> **DIRECTIONS FOR THIS TASK**:
All records below must be retyped exactly.

Lines of data:
- - -
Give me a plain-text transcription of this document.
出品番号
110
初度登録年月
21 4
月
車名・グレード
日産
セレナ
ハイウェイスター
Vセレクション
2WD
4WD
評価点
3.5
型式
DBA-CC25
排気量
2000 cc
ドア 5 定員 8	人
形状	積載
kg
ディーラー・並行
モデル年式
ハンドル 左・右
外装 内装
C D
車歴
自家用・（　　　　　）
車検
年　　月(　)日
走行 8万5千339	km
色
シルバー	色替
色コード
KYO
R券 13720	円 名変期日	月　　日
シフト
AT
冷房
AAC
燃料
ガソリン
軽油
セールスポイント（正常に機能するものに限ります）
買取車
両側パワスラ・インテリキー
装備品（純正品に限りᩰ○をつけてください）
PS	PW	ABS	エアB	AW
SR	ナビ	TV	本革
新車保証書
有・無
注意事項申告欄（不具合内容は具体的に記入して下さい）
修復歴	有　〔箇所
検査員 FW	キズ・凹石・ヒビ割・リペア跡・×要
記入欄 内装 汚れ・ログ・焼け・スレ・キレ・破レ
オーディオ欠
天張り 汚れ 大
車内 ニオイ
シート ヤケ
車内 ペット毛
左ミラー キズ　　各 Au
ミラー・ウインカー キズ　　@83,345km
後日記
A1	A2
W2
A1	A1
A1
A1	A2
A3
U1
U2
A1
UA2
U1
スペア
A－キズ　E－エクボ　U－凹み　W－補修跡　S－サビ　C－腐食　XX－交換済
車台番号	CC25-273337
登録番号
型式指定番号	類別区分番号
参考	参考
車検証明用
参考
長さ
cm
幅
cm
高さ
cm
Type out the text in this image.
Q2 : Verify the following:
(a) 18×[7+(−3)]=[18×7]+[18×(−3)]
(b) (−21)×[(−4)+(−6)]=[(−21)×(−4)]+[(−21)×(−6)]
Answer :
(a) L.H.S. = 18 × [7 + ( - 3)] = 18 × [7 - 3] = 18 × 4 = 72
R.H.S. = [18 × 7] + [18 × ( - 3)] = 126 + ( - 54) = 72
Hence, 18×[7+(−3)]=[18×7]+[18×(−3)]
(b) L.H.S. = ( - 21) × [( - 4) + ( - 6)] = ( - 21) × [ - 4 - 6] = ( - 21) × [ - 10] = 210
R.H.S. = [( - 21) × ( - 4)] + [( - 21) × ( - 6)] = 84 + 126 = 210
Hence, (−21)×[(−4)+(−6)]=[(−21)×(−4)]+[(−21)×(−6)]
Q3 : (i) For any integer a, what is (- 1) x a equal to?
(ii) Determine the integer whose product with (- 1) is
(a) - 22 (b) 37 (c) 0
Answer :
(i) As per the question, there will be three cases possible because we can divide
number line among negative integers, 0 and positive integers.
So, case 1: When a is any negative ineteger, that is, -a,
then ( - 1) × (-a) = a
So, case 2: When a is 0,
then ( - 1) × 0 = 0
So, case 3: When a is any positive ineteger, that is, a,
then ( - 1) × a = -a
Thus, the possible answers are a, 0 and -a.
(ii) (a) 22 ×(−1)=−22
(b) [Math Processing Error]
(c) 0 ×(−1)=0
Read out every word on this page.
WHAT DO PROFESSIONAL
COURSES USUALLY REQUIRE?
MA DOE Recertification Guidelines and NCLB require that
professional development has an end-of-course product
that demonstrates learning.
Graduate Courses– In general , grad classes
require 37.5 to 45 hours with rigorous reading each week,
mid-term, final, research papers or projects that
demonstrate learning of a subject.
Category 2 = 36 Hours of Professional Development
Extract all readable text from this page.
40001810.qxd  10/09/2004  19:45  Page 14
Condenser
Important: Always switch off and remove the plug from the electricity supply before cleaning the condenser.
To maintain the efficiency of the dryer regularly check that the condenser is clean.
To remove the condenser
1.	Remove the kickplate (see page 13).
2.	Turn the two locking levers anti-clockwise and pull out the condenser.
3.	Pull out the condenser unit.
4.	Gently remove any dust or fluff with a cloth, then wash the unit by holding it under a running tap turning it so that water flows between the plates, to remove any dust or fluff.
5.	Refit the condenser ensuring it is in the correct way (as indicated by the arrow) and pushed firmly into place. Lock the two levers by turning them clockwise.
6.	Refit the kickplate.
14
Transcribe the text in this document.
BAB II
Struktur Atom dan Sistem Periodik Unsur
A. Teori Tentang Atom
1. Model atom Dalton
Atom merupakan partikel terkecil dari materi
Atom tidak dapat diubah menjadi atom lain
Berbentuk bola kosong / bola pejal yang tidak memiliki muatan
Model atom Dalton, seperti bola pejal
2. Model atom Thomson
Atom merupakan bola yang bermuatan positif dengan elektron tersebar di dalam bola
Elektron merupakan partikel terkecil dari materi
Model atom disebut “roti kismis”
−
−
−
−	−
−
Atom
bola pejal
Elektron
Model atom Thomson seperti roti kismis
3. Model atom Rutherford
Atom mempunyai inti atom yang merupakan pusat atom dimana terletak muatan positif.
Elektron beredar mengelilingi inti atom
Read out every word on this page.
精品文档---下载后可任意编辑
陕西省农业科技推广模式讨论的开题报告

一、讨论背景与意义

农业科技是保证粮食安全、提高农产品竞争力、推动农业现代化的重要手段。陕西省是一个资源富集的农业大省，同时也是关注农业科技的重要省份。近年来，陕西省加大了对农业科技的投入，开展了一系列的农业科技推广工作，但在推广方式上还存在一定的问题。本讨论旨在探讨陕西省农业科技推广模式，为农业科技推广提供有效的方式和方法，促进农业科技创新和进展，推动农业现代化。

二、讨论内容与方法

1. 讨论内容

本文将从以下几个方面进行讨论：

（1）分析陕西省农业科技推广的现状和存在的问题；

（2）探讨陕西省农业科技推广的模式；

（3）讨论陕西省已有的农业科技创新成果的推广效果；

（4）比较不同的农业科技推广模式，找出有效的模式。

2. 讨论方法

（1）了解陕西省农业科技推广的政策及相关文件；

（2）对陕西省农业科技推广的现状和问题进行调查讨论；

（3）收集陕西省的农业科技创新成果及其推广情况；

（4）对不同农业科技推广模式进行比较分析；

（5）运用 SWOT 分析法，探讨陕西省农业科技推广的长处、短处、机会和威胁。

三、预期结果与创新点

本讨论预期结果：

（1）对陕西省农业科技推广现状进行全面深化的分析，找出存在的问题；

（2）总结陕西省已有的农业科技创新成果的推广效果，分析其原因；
- - -
> **CORRECT ANSWER**:
Give me a plain-text transcription of this document.
出品番号
110
初度登録年月
21 4
月
車名・グレード
日産
セレナ
ハイウェイスター
Vセレクション
2WD
4WD
評価点
3.5
型式
DBA-CC25
排気量
2000 cc
ドア 5 定員 8	人
形状	積載
kg
ディーラー・並行
モデル年式
ハンドル 左・右
外装 内装
C D
車歴
自家用・（　　　　　）
車検
年　　月(　)日
走行 8万5千339	km
色
シルバー	色替
色コード
KYO
R券 13720	円 名変期日	月　　日
シフト
AT
冷房
AAC
燃料
ガソリン
軽油
セールスポイント（正常に機能するものに限ります）
買取車
両側パワスラ・インテリキー
装備品（純正品に限りᩰ○をつけてください）
PS	PW	ABS	エアB	AW
SR	ナビ	TV	本革
新車保証書
有・無
注意事項申告欄（不具合内容は具体的に記入して下さい）
修復歴	有　〔箇所
検査員 FW	キズ・凹石・ヒビ割・リペア跡・×要
記入欄 内装 汚れ・ログ・焼け・スレ・キレ・破レ
オーディオ欠
天張り 汚れ 大
車内 ニオイ
シート ヤケ
車内 ペット毛
左ミラー キズ　　各 Au
ミラー・ウインカー キズ　　@83,345km
後日記
A1	A2
W2
A1	A1
A1
A1	A2
A3
U1
U2
A1
UA2
U1
スペア
A－キズ　E－エクボ　U－凹み　W－補修跡　S－サビ　C－腐食　XX－交換済
車台番号	CC25-273337
登録番号
型式指定番号	類別区分番号
参考	参考
車検証明用
参考
長さ
cm
幅
cm
高さ
cm
Type out the text in this image.
Q2 : Verify the following:
(a) 18×[7+(−3)]=[18×7]+[18×(−3)]
(b) (−21)×[(−4)+(−6)]=[(−21)×(−4)]+[(−21)×(−6)]
Answer :
(a) L.H.S. = 18 × [7 + ( - 3)] = 18 × [7 - 3] = 18 × 4 = 72
R.H.S. = [18 × 7] + [18 × ( - 3)] = 126 + ( - 54) = 72
Hence, 18×[7+(−3)]=[18×7]+[18×(−3)]
(b) L.H.S. = ( - 21) × [( - 4) + ( - 6)] = ( - 21) × [ - 4 - 6] = ( - 21) × [ - 10] = 210
R.H.S. = [( - 21) × ( - 4)] + [( - 21) × ( - 6)] = 84 + 126 = 210
Hence, (−21)×[(−4)+(−6)]=[(−21)×(−4)]+[(−21)×(−6)]
Q3 : (i) For any integer a, what is (- 1) x a equal to?
(ii) Determine the integer whose product with (- 1) is
(a) - 22 (b) 37 (c) 0
Answer :
(i) As per the question, there will be three cases possible because we can divide
number line among negative integers, 0 and positive integers.
So, case 1: When a is any negative ineteger, that is, -a,
then ( - 1) × (-a) = a
So, case 2: When a is 0,
then ( - 1) × 0 = 0
So, case 3: When a is any positive ineteger, that is, a,
then ( - 1) × a = -a
Thus, the possible answers are a, 0 and -a.
(ii) (a) 22 ×(−1)=−22
(b) [Math Processing Error]
(c) 0 ×(−1)=0
Read out every word on this page.
WHAT DO PROFESSIONAL
COURSES USUALLY REQUIRE?
MA DOE Recertification Guidelines and NCLB require that
professional development has an end-of-course product
that demonstrates learning.
Graduate Courses– In general , grad classes
require 37.5 to 45 hours with rigorous reading each week,
mid-term, final, research papers or projects that
demonstrate learning of a subject.
Category 2 = 36 Hours of Professional Development
Extract all readable text from this page.
40001810.qxd  10/09/2004  19:45  Page 14
Condenser
Important: Always switch off and remove the plug from the electricity supply before cleaning the condenser.
To maintain the efficiency of the dryer regularly check that the condenser is clean.
To remove the condenser
1.	Remove the kickplate (see page 13).
2.	Turn the two locking levers anti-clockwise and pull out the condenser.
3.	Pull out the condenser unit.
4.	Gently remove any dust or fluff with a cloth, then wash the unit by holding it under a running tap turning it so that water flows between the plates, to remove any dust or fluff.
5.	Refit the condenser ensuring it is in the correct way (as indicated by the arrow) and pushed firmly into place. Lock the two levers by turning them clockwise.
6.	Refit the kickplate.
14
Transcribe the text in this document.
BAB II
Struktur Atom dan Sistem Periodik Unsur
A. Teori Tentang Atom
1. Model atom Dalton
Atom merupakan partikel terkecil dari materi
Atom tidak dapat diubah menjadi atom lain
Berbentuk bola kosong / bola pejal yang tidak memiliki muatan
Model atom Dalton, seperti bola pejal
2. Model atom Thomson
Atom merupakan bola yang bermuatan positif dengan elektron tersebar di dalam bola
Elektron merupakan partikel terkecil dari materi
Model atom disebut “roti kismis”
−
−
−
−	−
−
Atom
bola pejal
Elektron
Model atom Thomson seperti roti kismis
3. Model atom Rutherford
Atom mempunyai inti atom yang merupakan pusat atom dimana terletak muatan positif.
Elektron beredar mengelilingi inti atom
Read out every word on this page.
精品文档---下载后可任意编辑
陕西省农业科技推广模式讨论的开题报告

一、讨论背景与意义

农业科技是保证粮食安全、提高农产品竞争力、推动农业现代化的重要手段。陕西省是一个资源富集的农业大省，同时也是关注农业科技的重要省份。近年来，陕西省加大了对农业科技的投入，开展了一系列的农业科技推广工作，但在推广方式上还存在一定的问题。本讨论旨在探讨陕西省农业科技推广模式，为农业科技推广提供有效的方式和方法，促进农业科技创新和进展，推动农业现代化。

二、讨论内容与方法

1. 讨论内容

本文将从以下几个方面进行讨论：

（1）分析陕西省农业科技推广的现状和存在的问题；

（2）探讨陕西省农业科技推广的模式；

（3）讨论陕西省已有的农业科技创新成果的推广效果；

（4）比较不同的农业科技推广模式，找出有效的模式。

2. 讨论方法

（1）了解陕西省农业科技推广的政策及相关文件；

（2）对陕西省农业科技推广的现状和问题进行调查讨论；

（3）收集陕西省的农业科技创新成果及其推广情况；

（4）对不同农业科技推广模式进行比较分析；

（5）运用 SWOT 分析法，探讨陕西省农业科技推广的长处、短处、机会和威胁。

三、预期结果与创新点

本讨论预期结果：

（1）对陕西省农业科技推广现状进行全面深化的分析，找出存在的问题；

（2）总结陕西省已有的农业科技创新成果的推广效果，分析其原因；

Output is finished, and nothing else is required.